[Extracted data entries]

(begin)

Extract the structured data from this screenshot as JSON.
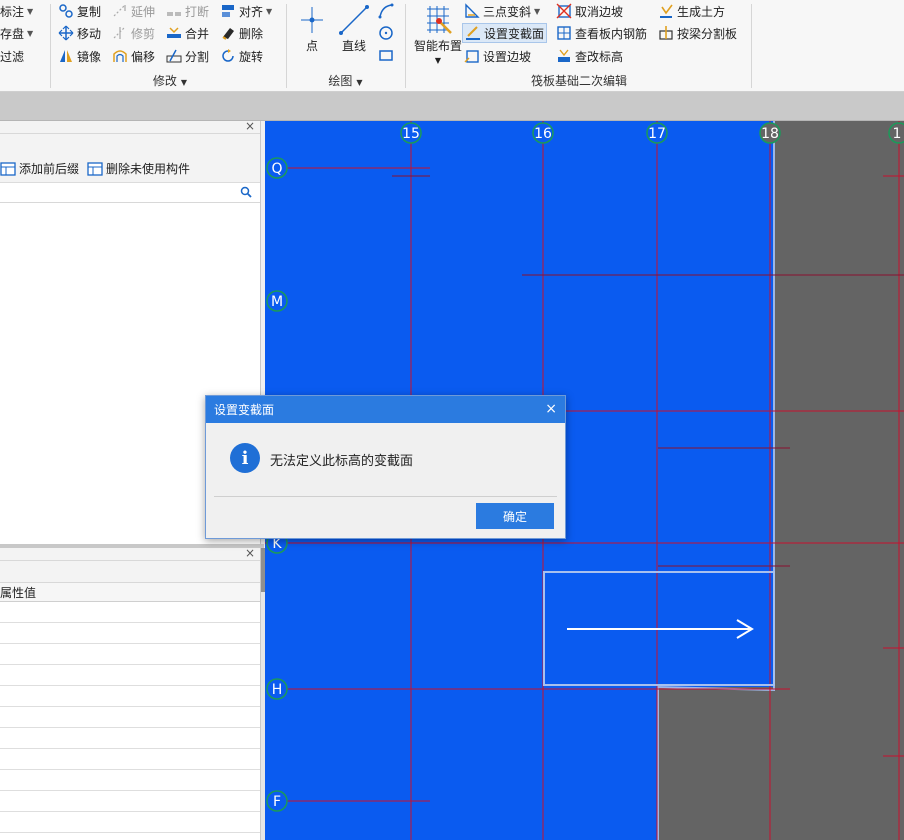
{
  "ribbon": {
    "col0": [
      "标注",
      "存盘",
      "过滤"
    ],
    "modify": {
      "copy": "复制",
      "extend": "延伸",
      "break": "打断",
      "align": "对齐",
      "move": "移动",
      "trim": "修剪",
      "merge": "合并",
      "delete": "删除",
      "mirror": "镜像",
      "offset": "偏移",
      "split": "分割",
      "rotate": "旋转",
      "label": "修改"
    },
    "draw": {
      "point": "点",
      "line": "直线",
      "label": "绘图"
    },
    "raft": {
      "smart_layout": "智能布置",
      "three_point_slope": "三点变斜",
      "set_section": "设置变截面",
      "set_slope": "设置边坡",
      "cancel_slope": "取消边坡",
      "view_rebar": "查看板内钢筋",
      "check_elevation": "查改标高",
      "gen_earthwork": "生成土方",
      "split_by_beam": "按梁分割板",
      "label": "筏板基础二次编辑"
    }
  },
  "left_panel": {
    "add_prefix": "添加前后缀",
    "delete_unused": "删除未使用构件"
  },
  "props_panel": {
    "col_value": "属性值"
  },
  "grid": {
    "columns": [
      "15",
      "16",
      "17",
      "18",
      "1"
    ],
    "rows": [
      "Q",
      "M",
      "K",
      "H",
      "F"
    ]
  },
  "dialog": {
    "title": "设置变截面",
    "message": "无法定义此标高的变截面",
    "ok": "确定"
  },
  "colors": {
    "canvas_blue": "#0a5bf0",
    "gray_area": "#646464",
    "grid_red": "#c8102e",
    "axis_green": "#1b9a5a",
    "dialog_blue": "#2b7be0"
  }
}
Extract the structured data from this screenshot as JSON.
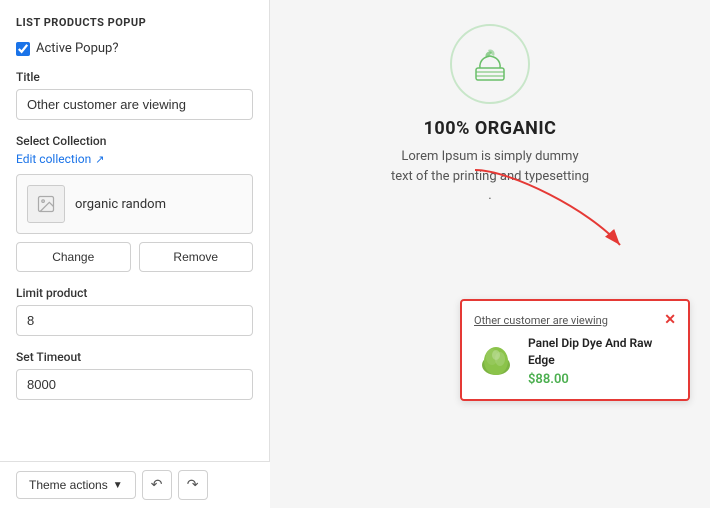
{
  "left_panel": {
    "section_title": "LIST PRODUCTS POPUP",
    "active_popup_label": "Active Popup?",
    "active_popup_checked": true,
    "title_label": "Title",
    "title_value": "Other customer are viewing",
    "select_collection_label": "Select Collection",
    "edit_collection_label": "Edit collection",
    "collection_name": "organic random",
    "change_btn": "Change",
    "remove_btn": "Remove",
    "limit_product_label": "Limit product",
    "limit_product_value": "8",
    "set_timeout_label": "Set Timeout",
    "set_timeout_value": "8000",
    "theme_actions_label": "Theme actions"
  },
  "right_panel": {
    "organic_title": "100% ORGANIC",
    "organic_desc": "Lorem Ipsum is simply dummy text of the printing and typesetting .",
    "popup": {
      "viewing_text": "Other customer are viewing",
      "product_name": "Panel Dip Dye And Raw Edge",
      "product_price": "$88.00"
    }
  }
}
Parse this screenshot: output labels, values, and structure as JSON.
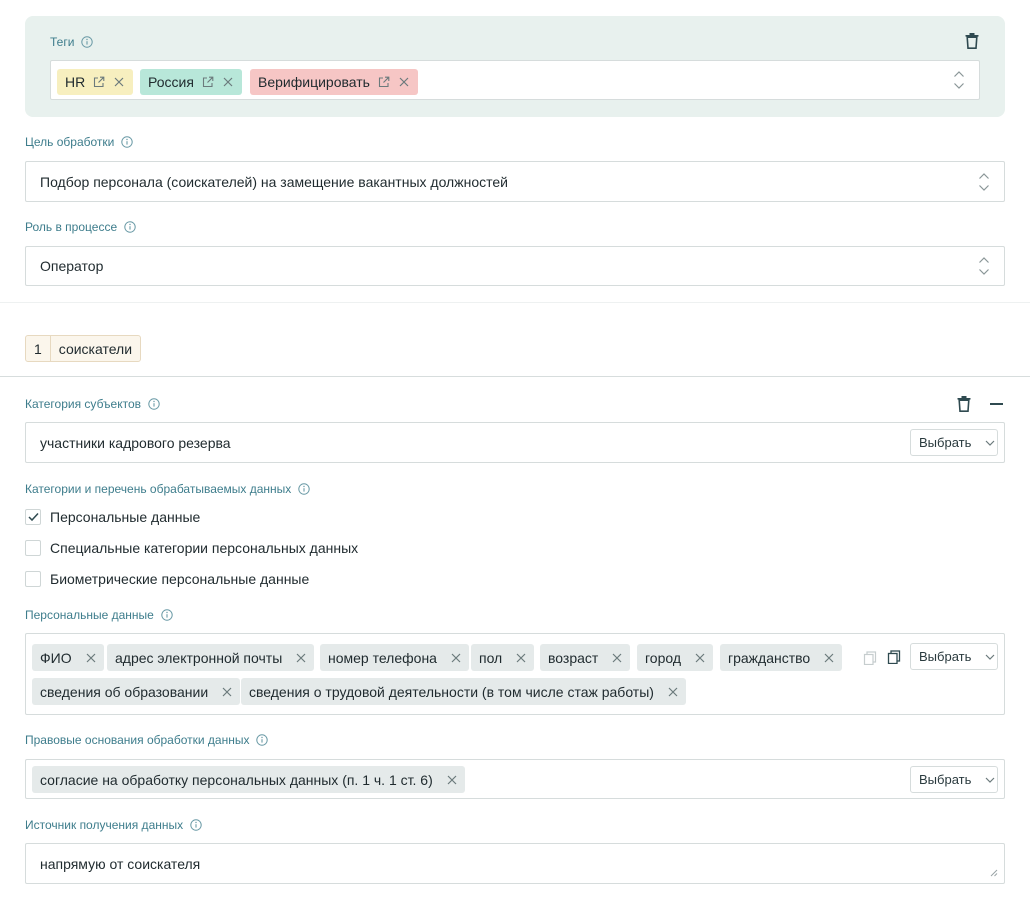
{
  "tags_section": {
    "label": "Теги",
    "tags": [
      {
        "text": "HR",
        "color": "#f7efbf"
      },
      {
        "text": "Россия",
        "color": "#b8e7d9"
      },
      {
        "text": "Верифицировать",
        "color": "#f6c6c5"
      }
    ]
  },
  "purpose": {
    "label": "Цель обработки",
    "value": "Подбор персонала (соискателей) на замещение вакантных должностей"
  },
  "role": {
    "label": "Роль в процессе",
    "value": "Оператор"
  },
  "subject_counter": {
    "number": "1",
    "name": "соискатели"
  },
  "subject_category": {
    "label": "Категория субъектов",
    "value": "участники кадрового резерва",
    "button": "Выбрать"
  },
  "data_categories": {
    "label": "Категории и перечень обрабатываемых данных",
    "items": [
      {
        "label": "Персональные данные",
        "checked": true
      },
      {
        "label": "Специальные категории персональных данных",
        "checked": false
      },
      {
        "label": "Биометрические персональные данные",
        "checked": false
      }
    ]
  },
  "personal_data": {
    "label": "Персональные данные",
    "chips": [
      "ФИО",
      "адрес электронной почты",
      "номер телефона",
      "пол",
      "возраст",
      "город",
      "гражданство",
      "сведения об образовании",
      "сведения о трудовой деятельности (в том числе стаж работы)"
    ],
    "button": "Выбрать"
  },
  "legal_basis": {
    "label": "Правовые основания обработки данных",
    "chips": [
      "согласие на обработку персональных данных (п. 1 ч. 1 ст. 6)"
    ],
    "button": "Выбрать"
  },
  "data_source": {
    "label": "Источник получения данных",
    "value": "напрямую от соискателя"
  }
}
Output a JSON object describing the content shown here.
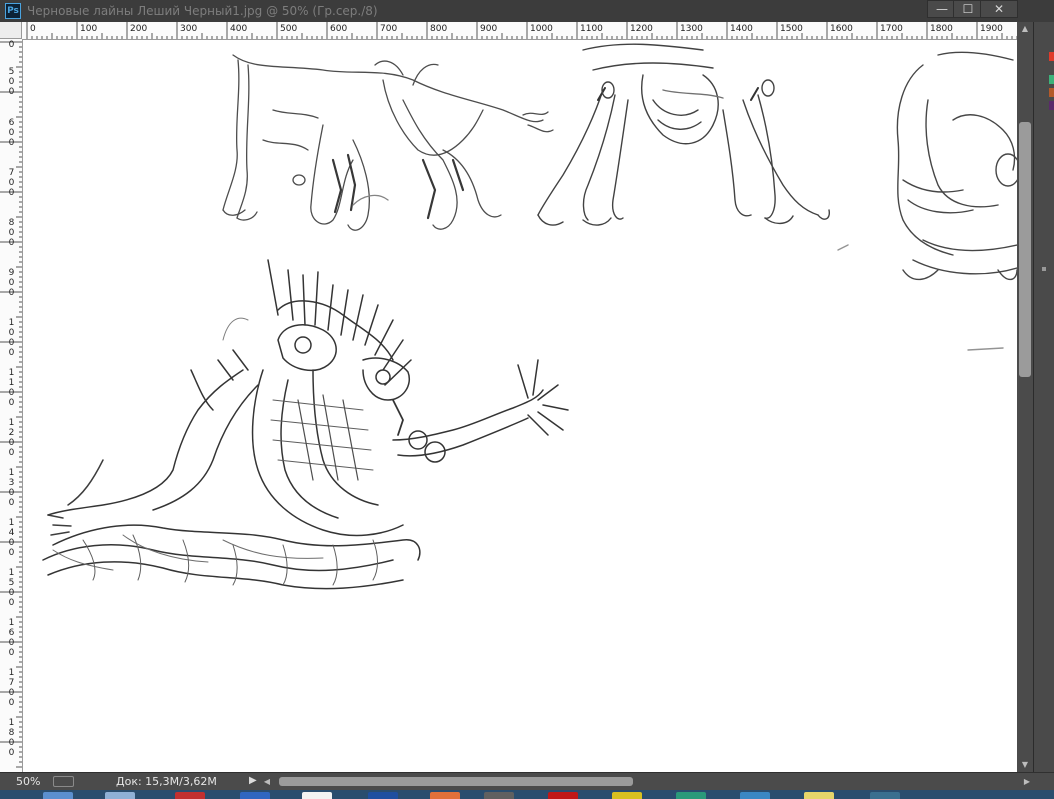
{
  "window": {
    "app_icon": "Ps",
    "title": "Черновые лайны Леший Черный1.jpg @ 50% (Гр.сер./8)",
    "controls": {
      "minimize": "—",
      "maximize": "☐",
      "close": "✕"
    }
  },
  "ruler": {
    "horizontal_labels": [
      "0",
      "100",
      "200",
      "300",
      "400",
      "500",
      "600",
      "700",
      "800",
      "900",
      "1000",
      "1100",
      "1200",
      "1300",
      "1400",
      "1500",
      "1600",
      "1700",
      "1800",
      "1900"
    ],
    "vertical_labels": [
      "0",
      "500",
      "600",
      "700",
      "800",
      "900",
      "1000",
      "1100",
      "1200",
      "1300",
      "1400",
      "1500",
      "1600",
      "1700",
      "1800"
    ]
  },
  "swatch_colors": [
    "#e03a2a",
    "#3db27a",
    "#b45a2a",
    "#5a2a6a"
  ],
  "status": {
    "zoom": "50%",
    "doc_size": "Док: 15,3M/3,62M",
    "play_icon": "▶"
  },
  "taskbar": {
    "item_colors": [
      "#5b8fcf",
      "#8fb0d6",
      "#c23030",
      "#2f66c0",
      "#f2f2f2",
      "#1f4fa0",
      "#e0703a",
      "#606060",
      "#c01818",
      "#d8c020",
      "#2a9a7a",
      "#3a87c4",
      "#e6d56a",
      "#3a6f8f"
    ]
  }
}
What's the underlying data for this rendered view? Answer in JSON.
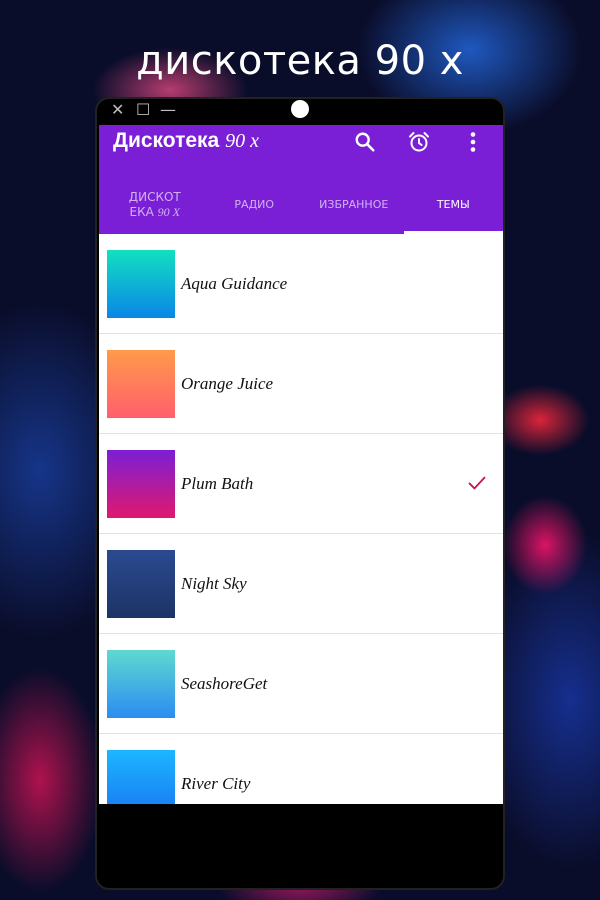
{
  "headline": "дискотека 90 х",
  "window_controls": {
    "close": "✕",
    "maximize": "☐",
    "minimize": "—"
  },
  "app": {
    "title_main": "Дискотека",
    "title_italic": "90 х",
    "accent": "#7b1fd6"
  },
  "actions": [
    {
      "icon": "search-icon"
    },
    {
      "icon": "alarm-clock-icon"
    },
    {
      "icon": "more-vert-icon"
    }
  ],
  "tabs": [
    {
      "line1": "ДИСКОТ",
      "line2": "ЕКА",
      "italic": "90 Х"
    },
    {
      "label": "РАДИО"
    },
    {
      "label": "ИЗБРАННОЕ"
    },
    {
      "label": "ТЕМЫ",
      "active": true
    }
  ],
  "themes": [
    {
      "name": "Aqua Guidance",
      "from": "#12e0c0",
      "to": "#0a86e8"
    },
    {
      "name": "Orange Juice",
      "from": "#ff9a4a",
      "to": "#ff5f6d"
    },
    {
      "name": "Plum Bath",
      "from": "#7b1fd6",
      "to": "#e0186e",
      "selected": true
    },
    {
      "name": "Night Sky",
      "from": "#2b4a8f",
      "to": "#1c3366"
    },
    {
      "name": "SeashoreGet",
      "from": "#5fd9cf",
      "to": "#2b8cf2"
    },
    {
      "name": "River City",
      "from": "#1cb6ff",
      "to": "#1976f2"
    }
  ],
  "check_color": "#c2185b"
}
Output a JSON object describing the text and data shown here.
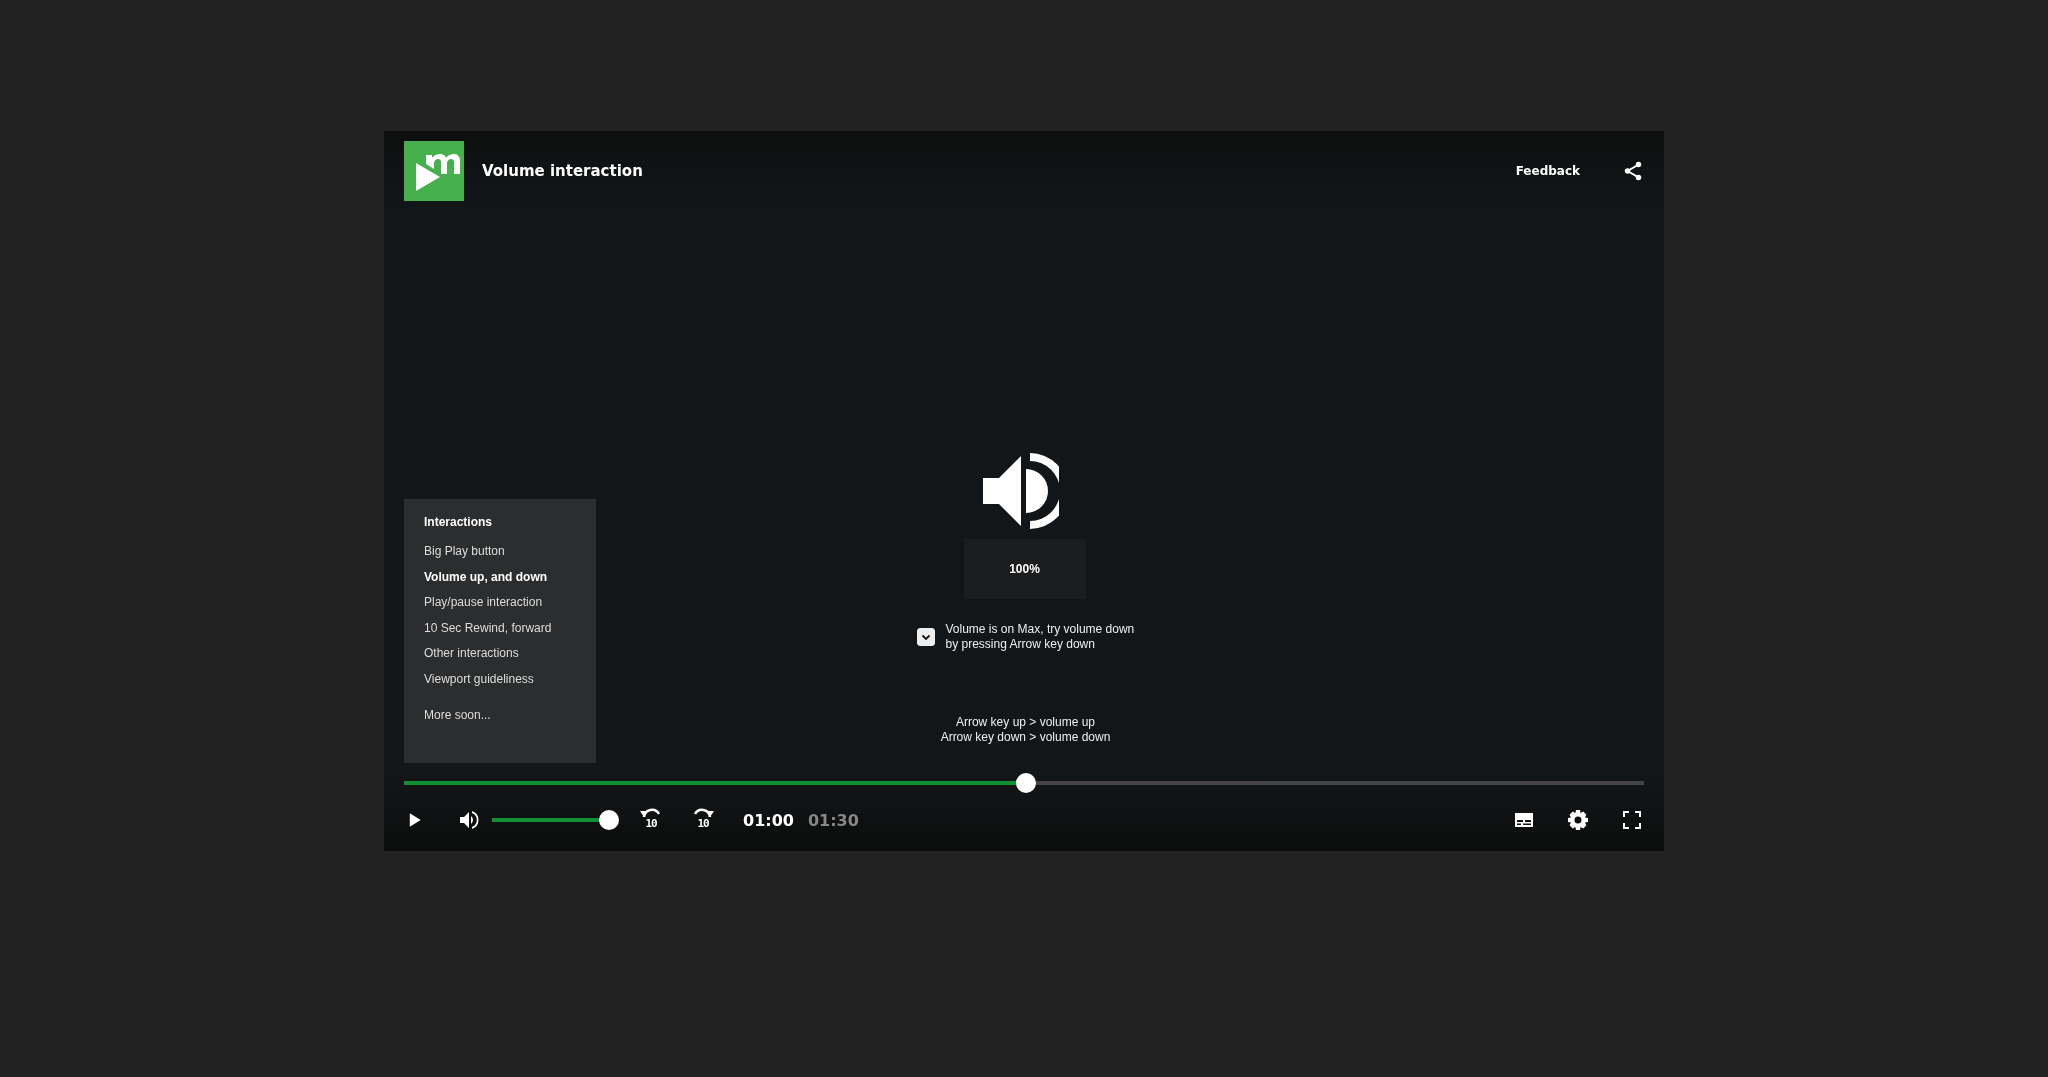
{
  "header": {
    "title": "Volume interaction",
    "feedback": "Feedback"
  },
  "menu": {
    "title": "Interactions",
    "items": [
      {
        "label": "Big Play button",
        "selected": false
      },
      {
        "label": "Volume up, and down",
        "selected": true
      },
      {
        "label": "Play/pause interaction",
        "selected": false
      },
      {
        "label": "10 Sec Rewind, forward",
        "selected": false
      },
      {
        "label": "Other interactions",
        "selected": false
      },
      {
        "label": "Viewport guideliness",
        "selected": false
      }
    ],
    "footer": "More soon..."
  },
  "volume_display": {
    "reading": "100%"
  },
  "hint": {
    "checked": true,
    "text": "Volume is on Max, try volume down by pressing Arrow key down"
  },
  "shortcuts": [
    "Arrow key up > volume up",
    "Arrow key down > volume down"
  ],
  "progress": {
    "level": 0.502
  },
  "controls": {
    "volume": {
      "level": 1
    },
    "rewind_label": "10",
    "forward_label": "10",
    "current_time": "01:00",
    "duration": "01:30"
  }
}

(end)

### Stated exercise
Find the string "Other" in the listing and return every line that holds it.

### Response for this exercise
    "title_value": "Other customer are viewing",
      "viewing_text": "Other customer are viewing",
        "label": "Other interactions",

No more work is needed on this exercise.